**Goal**
Which lines of the records contain "service"? Collect every one of them.

**Entries shown**

-=-=-

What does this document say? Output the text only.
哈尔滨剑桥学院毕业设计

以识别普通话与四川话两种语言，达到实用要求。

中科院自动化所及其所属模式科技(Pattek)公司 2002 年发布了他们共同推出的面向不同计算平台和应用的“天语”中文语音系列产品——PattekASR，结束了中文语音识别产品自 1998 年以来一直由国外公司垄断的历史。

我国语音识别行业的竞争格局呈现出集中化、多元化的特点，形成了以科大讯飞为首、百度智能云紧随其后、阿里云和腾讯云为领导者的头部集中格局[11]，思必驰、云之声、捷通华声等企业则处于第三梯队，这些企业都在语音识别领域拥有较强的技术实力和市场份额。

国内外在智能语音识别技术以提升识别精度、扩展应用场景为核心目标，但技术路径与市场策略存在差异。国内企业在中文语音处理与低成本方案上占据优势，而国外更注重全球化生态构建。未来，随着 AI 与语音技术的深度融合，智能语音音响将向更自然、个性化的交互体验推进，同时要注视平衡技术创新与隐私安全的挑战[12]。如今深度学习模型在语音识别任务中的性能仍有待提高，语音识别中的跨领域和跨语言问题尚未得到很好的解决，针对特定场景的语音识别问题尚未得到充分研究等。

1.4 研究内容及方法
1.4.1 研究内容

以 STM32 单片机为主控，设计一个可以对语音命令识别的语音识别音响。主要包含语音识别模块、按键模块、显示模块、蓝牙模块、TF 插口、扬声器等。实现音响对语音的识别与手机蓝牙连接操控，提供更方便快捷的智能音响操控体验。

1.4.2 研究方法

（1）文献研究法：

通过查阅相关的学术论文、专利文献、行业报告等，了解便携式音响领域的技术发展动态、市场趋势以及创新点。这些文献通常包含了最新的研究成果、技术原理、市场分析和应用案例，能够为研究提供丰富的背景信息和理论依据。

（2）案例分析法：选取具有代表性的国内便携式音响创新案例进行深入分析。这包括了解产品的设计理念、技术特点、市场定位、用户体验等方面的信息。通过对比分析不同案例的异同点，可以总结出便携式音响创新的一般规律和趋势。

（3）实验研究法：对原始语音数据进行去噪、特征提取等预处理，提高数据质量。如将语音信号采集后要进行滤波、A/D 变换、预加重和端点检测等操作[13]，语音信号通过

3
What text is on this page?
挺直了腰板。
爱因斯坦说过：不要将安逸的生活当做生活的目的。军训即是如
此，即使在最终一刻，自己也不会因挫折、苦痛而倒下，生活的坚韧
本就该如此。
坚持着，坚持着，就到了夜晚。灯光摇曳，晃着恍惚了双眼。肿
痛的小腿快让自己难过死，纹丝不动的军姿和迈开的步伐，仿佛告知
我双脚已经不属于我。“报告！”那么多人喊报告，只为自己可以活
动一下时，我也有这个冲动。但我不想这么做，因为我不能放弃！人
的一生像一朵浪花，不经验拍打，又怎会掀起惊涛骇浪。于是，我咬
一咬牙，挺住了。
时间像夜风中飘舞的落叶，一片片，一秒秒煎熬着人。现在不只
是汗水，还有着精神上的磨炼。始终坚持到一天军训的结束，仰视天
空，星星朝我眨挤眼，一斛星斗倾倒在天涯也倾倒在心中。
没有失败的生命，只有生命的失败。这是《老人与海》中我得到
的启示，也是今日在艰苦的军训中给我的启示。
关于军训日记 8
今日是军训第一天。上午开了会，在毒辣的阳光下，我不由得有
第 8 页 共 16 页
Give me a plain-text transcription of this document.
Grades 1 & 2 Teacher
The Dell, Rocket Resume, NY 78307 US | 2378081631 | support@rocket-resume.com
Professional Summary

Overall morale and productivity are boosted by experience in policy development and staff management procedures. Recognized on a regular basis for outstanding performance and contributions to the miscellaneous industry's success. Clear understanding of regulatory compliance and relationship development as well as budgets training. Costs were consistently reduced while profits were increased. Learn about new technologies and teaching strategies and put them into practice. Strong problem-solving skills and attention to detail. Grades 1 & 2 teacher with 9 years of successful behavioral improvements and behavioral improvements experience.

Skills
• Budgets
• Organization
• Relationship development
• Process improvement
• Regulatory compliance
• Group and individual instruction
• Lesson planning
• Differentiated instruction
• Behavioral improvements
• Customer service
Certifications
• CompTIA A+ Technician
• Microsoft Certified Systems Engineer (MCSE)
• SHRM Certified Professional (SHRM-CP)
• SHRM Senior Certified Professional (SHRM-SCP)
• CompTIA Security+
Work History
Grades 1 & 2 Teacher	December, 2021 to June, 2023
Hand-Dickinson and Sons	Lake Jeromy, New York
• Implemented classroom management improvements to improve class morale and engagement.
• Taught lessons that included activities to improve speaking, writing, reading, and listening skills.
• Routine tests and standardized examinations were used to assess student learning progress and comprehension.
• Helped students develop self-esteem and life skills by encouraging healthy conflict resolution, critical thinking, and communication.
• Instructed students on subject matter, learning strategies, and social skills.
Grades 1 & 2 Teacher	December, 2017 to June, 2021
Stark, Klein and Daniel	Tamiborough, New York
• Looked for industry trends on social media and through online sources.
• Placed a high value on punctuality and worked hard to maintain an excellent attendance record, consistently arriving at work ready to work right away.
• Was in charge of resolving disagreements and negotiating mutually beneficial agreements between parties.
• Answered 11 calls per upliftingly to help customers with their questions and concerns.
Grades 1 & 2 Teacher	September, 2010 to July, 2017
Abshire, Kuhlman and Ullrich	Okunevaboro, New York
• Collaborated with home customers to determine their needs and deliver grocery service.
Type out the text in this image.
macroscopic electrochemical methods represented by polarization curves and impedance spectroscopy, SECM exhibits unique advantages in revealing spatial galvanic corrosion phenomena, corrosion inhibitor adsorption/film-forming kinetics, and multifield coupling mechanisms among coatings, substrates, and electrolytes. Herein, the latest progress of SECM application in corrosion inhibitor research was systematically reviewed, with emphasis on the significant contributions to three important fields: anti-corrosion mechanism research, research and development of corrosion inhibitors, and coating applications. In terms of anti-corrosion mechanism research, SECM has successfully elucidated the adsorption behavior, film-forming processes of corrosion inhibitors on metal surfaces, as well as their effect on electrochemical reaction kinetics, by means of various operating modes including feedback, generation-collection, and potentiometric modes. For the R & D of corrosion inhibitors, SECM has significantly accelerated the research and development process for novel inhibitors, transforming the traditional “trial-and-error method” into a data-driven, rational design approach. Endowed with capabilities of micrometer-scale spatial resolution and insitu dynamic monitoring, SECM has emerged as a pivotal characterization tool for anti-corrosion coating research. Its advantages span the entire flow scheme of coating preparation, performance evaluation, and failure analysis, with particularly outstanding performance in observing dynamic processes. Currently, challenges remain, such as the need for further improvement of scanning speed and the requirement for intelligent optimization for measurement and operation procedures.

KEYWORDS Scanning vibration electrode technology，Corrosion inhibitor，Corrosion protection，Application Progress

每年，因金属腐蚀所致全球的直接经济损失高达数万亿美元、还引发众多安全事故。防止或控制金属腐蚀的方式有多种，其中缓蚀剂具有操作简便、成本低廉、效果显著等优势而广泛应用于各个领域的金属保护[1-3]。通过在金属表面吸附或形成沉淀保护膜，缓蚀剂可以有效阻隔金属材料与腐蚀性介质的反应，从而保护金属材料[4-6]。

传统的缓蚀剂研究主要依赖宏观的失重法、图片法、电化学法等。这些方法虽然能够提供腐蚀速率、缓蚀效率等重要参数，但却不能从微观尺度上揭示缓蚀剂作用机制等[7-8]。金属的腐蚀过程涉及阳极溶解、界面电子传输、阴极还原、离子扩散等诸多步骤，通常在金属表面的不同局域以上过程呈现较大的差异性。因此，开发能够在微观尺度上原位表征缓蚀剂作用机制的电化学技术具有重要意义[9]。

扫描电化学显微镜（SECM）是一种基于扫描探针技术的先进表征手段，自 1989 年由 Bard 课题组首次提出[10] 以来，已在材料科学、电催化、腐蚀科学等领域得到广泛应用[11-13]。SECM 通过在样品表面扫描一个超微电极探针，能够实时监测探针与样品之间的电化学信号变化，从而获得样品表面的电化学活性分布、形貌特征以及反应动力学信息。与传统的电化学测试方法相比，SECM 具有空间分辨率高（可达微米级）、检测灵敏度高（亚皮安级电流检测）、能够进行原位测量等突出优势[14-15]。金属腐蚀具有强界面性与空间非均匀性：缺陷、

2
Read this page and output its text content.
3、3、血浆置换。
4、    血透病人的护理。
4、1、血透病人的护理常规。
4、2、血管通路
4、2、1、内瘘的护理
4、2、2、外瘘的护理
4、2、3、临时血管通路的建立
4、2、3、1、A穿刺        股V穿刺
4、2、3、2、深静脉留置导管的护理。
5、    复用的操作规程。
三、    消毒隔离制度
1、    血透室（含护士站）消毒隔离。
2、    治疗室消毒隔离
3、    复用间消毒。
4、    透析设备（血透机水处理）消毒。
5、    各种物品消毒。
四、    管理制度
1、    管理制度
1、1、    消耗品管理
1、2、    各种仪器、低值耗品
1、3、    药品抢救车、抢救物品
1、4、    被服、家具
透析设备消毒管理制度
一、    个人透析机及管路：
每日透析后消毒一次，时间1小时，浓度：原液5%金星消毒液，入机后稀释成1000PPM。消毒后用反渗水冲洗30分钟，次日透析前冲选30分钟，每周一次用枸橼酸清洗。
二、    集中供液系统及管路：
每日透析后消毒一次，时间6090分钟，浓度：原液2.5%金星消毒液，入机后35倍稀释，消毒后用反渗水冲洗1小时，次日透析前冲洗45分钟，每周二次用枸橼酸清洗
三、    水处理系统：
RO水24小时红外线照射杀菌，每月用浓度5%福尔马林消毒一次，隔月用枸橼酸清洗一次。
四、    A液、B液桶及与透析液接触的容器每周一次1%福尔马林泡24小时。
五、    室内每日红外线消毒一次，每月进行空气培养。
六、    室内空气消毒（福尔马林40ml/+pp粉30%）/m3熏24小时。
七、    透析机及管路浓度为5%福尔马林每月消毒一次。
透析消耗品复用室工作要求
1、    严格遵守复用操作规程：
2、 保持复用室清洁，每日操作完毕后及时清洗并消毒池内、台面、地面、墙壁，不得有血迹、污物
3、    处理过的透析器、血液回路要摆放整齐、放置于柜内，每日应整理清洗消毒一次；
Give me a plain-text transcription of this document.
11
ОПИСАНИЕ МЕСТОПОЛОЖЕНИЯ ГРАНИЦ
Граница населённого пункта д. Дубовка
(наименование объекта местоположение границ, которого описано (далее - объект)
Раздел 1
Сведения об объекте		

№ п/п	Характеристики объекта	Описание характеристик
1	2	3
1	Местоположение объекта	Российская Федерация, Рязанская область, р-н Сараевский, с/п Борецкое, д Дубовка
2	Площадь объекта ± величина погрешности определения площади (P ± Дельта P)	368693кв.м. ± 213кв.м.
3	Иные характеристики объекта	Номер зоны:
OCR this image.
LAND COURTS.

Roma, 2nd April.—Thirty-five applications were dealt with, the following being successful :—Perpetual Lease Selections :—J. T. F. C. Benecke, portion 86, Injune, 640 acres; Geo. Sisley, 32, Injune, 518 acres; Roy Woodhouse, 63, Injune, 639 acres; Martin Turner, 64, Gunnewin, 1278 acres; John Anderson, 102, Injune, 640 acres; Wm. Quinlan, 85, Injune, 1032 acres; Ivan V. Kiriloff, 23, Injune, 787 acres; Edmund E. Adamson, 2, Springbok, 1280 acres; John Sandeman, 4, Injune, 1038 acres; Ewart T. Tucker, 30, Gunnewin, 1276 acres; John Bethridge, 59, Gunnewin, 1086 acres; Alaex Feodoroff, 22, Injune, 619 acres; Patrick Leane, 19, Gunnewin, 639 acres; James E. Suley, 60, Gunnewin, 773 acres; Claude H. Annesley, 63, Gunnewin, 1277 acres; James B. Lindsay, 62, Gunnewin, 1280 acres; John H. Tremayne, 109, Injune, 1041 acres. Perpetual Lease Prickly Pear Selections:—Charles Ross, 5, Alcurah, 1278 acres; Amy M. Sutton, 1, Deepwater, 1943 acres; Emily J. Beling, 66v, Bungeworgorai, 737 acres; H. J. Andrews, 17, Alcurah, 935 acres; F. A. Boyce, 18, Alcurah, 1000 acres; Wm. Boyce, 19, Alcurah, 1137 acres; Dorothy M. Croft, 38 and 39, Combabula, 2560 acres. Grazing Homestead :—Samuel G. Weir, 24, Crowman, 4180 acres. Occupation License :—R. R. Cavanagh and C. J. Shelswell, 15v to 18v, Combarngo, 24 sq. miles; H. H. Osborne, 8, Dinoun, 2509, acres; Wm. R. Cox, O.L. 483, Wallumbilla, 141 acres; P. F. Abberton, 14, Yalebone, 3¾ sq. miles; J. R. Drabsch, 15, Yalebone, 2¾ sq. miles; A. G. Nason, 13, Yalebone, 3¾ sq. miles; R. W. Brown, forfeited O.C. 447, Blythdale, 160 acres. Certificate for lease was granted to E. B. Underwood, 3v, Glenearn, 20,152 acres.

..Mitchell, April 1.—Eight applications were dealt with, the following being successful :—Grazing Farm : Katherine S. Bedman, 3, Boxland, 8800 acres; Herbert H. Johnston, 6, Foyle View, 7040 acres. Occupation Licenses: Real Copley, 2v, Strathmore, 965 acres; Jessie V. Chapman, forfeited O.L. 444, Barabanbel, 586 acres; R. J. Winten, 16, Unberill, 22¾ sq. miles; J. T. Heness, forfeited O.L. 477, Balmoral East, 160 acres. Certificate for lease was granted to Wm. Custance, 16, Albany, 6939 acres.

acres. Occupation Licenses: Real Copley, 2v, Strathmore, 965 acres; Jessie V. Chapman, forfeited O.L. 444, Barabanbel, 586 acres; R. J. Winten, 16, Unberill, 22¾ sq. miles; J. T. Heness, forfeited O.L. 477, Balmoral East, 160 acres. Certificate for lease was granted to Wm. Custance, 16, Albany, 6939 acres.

-=-=-

**Result**
• Customer service
• Collaborated with home customers to determine their needs and deliver grocery service.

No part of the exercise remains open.